Dataset entries ▸
□ □ □

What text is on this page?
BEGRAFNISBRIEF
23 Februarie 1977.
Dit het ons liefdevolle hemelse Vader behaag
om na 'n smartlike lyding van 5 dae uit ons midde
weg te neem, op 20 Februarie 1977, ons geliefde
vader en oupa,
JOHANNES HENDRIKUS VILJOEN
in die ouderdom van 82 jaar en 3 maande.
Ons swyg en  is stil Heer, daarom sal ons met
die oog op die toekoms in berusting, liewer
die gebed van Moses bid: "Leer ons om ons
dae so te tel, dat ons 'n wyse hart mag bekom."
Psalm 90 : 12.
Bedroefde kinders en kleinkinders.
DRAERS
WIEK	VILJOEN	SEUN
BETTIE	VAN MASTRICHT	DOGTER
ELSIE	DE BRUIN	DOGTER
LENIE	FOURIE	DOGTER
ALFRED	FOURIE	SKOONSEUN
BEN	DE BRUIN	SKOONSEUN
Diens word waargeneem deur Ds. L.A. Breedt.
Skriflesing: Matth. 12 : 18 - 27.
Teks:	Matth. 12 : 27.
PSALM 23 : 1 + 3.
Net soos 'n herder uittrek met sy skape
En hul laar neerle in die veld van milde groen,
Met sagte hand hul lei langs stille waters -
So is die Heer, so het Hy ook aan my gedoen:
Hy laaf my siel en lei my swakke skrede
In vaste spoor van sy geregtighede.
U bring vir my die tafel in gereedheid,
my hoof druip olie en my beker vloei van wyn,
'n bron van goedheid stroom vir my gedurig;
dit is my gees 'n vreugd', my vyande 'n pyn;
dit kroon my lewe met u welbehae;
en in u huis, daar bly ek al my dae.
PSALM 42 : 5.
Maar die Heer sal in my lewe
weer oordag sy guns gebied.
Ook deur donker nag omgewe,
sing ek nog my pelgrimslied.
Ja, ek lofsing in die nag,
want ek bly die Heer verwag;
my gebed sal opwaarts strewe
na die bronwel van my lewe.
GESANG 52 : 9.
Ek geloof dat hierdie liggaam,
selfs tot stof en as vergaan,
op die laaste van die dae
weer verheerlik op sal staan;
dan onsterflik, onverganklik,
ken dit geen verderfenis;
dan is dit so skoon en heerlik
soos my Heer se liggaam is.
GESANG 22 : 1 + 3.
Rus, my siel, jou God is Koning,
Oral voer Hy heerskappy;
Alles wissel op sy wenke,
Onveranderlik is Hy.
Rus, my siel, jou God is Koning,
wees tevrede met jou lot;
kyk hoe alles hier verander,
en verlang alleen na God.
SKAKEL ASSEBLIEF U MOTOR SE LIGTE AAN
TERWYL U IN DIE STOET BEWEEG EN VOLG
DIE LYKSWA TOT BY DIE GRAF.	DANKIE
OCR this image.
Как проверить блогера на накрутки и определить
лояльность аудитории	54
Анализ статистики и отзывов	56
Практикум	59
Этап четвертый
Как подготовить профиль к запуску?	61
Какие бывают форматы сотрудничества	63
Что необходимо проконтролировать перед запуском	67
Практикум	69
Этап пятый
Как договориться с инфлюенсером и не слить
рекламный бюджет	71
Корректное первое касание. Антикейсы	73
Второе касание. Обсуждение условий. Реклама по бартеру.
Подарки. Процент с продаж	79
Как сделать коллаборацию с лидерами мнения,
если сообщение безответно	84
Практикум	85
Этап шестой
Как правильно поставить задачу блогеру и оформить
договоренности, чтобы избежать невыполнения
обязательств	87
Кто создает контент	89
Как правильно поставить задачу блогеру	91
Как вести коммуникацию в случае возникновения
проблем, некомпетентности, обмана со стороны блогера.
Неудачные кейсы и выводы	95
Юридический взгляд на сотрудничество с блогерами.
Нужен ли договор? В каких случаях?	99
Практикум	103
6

□ □ □

Written task ▸ Spot every line that holds "Этап" and copy it.

Task result ▸
Этап четвертый
Этап пятый
Этап шестой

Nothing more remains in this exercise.